- _DOCUMENT SEGMENT_:
============================================================

Natamycin 5% suspension is considered to be the first choice among anti-fungal agents in cases of filamentary fungal keratitis.  In cases refractory to the conventional natamycin therapy, Voriconazole (broad spectrum azole), available as topical 0.1% or 1% drops or tablet (200 mg) can be used as an alternative to treat filamentous fungi corneal infection with oral administration having shown good ocular penetration. ,, The mycotic ulcer treatment trial (MUTT) has demonstrated the superiority of natamycin over voriconazole in terms of better visual acuity outcomes and a lower rate of perforation. MUTT was a randomized, multi-centric trial where 368 patients were randomly distributed for topical natamycin and voriconazole therapy. Patients in the natamycin group reported better visual outcomes and fewer rates of perforation thereby reducing the need for therapeutic keratoplasty.  Topical amphotericin-B 0.015% therapy should be instituted in cases where yeast infection is suspected.
The newer antifungal voriconazole when given through intrastromal injection achieves high tissue concentrations, but at the same time increases the risk of perforation. 
Addition of oral antifungal treatment (fluconazole, voriconazole or itraconazole tablets) is indicated whenever there is an evidence of deep corneal invasion, intraocular spread or spread to the limbus.

============================================================

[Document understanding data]
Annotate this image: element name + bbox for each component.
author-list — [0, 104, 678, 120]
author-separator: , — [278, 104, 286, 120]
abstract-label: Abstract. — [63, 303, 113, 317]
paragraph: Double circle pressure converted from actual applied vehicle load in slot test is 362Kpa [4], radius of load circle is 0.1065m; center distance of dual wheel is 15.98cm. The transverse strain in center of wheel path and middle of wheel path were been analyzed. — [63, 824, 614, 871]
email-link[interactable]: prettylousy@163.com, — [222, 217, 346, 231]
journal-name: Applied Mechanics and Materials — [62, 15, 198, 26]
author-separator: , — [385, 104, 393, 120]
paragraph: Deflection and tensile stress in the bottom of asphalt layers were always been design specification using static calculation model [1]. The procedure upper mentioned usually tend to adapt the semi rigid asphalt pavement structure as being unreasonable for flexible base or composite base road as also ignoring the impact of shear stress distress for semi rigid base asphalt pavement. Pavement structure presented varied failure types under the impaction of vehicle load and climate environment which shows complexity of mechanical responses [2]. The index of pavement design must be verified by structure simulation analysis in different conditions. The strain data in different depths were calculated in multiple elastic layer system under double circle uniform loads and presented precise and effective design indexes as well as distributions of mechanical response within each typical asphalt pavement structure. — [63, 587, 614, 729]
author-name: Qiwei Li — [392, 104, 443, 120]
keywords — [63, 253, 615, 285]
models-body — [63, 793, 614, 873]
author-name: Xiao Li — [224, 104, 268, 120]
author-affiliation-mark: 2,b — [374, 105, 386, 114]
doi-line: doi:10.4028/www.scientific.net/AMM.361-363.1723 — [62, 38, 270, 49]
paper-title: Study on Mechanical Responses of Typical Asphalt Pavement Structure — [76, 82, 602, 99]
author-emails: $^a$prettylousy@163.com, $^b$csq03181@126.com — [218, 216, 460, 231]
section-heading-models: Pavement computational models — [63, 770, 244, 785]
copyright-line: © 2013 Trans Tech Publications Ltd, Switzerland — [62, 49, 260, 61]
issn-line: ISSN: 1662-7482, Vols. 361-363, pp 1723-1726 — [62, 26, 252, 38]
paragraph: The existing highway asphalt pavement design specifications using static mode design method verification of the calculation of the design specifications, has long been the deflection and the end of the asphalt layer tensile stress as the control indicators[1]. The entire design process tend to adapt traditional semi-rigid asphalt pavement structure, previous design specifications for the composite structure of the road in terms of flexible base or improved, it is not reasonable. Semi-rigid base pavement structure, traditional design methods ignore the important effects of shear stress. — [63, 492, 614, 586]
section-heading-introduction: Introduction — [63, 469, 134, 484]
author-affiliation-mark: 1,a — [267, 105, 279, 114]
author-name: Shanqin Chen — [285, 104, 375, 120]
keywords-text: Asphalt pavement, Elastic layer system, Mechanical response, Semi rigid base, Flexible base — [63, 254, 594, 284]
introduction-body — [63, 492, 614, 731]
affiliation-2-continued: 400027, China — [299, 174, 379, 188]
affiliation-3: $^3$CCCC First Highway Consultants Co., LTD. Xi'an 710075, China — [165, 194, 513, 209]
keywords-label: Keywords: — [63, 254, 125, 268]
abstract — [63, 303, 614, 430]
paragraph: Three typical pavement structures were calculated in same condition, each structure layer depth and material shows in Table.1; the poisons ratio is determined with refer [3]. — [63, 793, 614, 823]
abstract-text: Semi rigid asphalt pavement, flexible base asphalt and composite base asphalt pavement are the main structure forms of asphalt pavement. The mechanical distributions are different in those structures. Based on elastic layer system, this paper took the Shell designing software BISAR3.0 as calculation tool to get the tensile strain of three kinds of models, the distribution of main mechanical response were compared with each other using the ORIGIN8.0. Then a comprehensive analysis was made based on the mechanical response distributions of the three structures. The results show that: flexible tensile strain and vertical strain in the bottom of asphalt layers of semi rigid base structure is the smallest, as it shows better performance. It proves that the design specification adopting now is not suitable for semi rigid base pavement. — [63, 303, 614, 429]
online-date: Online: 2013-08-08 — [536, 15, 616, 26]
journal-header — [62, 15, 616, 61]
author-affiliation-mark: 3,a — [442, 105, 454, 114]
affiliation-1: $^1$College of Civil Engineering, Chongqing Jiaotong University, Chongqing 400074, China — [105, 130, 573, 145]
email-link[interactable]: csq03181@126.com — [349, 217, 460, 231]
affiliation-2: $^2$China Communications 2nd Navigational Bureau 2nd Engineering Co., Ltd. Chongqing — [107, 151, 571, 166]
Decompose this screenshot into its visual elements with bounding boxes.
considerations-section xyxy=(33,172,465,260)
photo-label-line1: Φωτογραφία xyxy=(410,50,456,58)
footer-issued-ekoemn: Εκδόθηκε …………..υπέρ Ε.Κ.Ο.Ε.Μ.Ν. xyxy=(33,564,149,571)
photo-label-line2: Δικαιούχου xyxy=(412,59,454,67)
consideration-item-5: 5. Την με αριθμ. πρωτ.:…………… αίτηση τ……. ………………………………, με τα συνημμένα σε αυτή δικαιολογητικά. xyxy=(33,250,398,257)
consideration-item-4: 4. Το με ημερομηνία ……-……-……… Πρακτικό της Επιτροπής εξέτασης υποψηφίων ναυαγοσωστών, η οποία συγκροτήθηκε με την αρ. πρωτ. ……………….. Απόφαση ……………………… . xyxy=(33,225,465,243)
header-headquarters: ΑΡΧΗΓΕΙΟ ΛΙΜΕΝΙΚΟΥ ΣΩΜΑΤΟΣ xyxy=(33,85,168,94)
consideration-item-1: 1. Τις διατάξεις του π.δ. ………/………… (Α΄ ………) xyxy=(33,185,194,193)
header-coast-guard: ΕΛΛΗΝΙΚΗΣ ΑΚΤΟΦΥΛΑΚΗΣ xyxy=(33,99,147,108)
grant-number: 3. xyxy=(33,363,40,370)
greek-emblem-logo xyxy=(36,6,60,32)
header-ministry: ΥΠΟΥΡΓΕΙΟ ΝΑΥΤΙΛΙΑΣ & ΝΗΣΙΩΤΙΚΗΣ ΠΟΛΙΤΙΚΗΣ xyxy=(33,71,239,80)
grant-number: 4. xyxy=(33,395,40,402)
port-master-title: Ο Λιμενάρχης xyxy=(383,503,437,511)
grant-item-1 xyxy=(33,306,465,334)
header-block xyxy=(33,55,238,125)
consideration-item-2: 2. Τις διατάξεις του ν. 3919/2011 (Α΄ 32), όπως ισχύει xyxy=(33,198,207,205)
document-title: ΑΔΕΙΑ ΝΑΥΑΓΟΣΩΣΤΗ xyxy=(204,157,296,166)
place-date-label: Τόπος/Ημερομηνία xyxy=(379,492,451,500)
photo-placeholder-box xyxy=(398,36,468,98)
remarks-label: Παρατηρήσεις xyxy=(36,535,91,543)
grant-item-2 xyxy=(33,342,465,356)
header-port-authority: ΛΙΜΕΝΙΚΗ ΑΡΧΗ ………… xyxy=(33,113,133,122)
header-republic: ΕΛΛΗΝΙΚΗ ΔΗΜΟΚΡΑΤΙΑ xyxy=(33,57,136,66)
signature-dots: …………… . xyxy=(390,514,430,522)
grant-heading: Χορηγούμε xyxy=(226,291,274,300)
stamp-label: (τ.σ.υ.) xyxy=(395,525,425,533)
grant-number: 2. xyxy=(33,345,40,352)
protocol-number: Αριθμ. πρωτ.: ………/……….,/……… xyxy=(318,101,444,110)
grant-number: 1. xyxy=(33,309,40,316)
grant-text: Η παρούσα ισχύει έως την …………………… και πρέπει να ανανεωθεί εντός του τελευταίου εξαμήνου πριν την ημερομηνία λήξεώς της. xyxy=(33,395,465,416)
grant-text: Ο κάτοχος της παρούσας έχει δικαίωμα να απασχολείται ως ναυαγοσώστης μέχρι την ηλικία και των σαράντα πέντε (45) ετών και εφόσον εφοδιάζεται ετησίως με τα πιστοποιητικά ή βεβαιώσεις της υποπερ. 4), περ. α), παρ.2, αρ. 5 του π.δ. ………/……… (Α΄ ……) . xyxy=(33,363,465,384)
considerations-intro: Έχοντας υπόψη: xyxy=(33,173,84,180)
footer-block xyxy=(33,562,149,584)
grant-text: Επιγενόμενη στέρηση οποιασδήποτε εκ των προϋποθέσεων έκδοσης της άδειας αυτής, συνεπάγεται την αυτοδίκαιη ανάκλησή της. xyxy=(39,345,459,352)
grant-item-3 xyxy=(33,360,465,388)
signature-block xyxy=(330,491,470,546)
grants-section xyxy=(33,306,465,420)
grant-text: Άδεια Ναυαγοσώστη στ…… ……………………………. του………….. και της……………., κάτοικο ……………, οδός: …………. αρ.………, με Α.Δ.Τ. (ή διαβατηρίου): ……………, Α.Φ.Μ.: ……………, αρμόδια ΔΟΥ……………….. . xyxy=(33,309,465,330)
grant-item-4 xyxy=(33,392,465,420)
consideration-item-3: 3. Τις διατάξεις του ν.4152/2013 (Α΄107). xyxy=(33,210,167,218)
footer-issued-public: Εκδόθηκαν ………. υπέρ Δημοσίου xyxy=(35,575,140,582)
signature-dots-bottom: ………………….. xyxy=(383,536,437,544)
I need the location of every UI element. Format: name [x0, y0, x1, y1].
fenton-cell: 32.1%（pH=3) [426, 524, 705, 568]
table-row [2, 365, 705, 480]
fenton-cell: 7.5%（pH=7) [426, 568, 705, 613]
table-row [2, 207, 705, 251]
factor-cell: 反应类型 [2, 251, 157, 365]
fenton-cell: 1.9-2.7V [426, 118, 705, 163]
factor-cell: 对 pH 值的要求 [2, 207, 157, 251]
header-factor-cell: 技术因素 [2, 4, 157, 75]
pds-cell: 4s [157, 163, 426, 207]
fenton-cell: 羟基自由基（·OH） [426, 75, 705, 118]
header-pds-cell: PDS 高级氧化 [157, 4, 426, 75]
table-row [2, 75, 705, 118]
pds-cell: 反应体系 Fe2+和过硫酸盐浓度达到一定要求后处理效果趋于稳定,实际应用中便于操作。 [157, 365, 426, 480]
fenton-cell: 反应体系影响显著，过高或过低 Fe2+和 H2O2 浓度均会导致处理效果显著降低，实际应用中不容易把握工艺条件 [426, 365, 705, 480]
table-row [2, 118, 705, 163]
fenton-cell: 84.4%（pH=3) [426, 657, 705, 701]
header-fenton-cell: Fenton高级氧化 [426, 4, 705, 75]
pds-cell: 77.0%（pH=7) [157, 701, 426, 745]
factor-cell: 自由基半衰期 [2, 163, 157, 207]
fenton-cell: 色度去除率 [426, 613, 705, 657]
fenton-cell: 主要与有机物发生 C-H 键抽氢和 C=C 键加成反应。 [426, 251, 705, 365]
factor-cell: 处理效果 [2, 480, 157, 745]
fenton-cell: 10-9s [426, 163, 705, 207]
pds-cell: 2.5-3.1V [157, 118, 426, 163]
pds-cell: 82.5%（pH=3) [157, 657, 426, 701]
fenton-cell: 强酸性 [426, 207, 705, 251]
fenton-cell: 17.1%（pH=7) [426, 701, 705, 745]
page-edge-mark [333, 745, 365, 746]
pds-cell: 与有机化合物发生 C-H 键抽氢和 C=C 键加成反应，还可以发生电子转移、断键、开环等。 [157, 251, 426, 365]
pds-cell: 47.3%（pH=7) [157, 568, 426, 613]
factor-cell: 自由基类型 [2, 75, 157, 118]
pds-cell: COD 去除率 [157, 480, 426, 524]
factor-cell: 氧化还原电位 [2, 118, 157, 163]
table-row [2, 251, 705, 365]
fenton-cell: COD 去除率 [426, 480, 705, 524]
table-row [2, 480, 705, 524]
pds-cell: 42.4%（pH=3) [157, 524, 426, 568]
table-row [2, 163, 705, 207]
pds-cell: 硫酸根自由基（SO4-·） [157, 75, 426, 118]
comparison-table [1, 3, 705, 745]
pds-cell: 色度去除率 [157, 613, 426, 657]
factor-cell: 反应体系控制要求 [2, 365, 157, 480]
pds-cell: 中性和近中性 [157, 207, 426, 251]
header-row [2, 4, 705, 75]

============================================================

- _TASK_:
Please answer these questions about the fungal keratitis text.
(a) What strength of natamycin suspension is the first choice for filamentary fungal keratitis?
(b) How many patients were randomly distributed in the mycotic ulcer treatment trial?
(c) What risk increases when voriconazole is given through intrastromal injection?

- _SOLUTION TO THIS PROBLEM_:
(a) 5%
(b) 368
(c) The risk of perforation